Check every line below for the string "NRCPR", and copy the lines that contain it.

> DATASET EXCERPTS:
>>>>

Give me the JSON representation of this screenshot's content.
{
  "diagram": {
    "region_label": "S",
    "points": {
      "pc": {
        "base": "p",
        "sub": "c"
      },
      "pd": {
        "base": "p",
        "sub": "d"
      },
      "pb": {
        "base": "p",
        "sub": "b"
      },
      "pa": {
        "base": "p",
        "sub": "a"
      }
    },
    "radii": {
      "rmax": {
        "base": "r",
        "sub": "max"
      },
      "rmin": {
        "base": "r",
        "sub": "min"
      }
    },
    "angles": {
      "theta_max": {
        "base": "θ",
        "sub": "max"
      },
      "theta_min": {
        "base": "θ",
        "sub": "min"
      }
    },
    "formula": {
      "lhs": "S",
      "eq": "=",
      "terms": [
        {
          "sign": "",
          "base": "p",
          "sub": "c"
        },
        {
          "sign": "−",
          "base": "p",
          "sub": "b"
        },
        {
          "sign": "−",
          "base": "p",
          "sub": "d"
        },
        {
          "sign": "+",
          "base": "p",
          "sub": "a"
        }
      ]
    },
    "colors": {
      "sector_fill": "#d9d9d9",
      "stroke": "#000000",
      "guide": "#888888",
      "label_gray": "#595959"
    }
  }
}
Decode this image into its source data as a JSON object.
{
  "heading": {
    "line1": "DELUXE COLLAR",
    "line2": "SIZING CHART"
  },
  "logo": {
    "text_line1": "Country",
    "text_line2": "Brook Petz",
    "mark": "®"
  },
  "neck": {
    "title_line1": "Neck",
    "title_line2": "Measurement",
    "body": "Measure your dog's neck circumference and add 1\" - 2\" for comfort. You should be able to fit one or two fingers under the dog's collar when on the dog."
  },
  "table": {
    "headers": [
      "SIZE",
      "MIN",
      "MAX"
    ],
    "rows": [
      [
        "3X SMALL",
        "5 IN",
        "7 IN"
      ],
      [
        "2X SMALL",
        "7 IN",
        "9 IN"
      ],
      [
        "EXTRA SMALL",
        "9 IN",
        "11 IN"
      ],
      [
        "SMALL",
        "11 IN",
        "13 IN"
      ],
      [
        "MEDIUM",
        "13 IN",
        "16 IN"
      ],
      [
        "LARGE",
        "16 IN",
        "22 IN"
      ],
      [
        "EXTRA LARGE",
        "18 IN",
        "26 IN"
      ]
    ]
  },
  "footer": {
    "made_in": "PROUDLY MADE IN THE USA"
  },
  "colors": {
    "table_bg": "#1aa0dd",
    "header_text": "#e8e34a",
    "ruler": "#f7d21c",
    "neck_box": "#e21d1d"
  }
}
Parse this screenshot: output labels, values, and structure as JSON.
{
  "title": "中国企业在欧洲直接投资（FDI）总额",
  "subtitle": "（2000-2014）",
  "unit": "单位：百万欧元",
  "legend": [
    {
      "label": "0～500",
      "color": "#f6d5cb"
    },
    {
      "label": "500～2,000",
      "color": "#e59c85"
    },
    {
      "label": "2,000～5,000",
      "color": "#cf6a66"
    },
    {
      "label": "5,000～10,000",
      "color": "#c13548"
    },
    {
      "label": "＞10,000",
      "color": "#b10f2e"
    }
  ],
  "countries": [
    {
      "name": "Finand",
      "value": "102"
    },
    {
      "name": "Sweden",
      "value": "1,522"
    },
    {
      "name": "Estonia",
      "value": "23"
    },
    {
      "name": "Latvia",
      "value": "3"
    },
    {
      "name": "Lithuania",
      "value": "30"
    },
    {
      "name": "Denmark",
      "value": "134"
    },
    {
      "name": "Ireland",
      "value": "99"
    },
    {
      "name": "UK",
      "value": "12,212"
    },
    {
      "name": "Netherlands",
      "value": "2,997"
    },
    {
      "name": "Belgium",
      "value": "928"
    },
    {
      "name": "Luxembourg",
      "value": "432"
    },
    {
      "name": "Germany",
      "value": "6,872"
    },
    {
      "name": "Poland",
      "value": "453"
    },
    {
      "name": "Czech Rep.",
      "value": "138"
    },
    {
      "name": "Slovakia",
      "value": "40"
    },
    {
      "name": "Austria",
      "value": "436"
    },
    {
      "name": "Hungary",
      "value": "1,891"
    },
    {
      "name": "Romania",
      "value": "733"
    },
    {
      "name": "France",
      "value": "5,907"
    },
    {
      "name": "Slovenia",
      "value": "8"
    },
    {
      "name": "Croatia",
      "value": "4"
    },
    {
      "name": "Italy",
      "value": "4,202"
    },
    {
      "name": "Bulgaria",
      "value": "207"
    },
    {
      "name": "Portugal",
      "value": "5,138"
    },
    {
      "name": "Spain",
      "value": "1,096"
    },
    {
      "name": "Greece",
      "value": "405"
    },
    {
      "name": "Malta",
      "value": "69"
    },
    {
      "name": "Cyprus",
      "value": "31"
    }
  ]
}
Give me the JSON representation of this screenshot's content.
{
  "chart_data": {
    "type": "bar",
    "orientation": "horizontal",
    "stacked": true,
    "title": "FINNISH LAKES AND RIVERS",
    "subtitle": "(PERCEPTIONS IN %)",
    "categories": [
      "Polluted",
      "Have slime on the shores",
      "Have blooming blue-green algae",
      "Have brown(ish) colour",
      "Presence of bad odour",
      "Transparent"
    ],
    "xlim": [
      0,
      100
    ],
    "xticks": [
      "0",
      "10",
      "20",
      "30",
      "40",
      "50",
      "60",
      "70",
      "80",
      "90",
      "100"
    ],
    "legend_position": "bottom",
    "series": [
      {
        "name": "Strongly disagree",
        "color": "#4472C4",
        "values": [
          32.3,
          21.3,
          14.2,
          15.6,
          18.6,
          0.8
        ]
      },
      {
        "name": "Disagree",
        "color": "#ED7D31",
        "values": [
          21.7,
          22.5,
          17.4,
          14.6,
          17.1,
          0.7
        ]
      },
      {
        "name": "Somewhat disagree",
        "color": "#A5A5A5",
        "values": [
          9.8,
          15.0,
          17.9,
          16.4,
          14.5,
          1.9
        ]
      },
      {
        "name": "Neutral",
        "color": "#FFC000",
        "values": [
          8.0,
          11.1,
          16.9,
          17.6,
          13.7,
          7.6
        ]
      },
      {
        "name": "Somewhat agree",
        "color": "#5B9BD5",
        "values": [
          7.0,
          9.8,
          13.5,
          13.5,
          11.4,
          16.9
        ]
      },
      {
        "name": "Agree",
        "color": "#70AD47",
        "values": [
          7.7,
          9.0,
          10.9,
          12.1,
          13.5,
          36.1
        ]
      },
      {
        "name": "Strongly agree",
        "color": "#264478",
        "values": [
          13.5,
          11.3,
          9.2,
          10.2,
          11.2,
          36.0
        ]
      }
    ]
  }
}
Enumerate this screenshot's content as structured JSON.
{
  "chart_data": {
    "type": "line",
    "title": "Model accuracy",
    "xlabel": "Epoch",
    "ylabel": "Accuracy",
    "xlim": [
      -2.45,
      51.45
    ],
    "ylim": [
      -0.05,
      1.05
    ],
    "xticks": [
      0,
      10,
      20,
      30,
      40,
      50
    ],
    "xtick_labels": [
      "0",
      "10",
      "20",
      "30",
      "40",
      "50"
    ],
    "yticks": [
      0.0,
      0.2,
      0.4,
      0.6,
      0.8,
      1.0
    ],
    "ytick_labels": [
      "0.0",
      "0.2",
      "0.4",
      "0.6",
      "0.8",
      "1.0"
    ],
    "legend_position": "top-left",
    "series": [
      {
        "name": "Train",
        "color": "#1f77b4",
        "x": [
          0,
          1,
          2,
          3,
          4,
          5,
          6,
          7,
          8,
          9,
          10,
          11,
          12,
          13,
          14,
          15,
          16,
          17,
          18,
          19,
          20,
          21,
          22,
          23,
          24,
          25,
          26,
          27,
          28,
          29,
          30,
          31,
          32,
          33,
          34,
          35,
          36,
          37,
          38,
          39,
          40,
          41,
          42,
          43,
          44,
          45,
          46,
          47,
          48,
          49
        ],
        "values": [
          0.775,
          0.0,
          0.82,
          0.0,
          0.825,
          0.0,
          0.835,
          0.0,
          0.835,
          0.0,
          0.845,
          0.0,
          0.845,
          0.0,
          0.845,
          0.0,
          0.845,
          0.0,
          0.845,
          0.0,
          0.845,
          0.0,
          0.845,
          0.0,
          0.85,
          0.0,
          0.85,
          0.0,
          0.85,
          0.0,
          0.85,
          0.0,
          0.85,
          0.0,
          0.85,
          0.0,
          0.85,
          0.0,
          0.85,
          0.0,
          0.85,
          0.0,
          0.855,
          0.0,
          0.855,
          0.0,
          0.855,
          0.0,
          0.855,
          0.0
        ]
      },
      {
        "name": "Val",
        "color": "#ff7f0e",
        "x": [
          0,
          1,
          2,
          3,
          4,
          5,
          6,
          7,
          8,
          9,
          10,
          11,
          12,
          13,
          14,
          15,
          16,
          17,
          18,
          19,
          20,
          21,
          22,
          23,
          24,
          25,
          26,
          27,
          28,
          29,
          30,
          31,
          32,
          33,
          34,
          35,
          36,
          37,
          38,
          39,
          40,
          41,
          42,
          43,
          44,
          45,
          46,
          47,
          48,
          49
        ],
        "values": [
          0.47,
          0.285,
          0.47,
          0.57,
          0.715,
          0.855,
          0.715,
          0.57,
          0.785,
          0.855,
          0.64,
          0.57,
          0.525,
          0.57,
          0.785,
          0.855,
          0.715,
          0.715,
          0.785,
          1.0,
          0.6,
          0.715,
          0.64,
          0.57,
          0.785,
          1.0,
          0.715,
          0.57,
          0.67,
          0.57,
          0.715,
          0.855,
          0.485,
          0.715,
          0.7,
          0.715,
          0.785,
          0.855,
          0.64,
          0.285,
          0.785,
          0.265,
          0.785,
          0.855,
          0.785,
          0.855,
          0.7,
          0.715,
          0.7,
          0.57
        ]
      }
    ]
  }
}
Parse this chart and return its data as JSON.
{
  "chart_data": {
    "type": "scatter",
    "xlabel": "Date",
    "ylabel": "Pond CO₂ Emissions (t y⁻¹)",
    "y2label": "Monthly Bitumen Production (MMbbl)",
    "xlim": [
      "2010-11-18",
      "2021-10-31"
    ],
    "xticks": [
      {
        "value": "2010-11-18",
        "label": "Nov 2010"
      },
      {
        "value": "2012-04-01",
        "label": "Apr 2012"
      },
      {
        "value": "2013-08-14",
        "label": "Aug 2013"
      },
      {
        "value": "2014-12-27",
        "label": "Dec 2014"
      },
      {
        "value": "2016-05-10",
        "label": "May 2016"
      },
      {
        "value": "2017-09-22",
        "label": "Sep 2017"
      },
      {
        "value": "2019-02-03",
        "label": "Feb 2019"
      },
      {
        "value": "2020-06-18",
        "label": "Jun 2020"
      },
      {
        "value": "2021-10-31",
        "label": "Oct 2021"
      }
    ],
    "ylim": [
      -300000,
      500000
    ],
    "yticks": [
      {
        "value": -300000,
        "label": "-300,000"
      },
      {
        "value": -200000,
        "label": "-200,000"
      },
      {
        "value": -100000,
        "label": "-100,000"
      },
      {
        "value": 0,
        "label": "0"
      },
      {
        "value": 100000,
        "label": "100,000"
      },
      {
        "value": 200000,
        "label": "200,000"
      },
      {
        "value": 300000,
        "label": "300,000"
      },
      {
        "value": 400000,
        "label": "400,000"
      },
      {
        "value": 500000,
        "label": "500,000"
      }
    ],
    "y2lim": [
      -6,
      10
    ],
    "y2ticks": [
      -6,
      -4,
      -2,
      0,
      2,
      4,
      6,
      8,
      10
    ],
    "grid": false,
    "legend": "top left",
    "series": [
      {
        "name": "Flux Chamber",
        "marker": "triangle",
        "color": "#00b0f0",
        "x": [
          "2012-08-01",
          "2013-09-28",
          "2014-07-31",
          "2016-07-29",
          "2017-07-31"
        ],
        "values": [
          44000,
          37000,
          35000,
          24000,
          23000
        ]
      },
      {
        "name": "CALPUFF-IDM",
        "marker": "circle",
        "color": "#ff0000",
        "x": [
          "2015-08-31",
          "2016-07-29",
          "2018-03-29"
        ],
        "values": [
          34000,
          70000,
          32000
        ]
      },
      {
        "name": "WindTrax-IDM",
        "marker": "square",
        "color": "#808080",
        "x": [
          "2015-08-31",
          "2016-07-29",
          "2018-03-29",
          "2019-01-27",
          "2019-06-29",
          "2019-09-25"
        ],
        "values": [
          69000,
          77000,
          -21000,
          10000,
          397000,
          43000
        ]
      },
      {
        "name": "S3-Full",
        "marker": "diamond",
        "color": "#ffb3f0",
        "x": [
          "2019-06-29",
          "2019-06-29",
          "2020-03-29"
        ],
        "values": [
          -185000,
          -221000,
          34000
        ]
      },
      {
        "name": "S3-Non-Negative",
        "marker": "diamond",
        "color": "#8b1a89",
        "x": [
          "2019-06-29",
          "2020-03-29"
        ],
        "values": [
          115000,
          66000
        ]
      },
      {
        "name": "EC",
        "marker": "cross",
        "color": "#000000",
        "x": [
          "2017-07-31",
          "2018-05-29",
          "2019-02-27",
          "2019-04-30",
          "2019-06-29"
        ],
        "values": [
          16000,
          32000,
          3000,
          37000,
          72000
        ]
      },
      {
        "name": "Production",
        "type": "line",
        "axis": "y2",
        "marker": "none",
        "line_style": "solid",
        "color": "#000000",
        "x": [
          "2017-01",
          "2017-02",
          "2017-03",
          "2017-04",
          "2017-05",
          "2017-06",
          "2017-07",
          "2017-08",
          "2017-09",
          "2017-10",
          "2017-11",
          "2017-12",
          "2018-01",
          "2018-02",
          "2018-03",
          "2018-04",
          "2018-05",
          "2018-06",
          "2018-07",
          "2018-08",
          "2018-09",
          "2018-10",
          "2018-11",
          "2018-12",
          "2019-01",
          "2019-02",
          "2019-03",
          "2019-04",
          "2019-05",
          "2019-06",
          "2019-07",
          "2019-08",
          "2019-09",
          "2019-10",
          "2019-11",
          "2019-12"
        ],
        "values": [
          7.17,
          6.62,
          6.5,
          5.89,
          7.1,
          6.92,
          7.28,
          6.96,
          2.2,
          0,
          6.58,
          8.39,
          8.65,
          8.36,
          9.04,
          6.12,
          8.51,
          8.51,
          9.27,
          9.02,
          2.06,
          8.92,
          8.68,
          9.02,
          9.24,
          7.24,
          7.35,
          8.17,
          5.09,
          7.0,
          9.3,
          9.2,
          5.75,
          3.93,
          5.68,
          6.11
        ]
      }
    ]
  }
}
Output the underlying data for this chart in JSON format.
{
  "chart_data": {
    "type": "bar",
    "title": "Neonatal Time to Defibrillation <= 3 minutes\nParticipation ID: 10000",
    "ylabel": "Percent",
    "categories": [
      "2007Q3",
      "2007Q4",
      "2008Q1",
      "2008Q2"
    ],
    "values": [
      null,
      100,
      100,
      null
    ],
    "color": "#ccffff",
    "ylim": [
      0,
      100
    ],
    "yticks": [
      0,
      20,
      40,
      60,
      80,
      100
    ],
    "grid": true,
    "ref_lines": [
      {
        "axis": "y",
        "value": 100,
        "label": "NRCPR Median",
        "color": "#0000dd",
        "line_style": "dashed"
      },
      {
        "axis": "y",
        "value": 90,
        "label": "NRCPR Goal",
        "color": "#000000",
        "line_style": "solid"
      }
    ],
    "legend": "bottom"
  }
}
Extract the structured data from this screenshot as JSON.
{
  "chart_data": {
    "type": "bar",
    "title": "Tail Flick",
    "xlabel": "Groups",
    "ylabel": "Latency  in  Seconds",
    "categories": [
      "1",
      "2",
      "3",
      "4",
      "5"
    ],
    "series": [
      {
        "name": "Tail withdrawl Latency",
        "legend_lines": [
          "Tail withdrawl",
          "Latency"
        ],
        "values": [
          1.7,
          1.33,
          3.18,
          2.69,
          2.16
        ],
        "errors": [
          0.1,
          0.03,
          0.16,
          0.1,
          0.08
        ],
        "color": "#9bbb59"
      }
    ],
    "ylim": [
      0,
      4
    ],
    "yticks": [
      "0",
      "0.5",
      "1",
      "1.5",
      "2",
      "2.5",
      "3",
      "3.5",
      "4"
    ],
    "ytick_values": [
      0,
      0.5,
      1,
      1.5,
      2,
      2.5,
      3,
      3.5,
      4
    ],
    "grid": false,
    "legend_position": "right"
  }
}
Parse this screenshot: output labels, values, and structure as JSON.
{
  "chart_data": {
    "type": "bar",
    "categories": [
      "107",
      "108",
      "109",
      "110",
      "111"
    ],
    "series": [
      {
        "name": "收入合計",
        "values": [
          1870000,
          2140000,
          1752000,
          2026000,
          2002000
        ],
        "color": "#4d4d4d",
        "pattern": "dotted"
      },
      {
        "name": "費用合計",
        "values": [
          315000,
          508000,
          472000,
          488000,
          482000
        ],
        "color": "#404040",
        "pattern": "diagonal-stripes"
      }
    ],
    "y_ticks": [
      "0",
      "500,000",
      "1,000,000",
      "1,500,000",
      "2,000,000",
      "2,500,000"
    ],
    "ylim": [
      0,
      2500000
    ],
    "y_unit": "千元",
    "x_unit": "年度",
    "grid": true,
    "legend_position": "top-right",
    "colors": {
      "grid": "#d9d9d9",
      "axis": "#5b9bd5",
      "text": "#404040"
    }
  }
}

<<<<

> CORRECT ANSWER:
        "label": "NRCPR Median",
        "label": "NRCPR Goal",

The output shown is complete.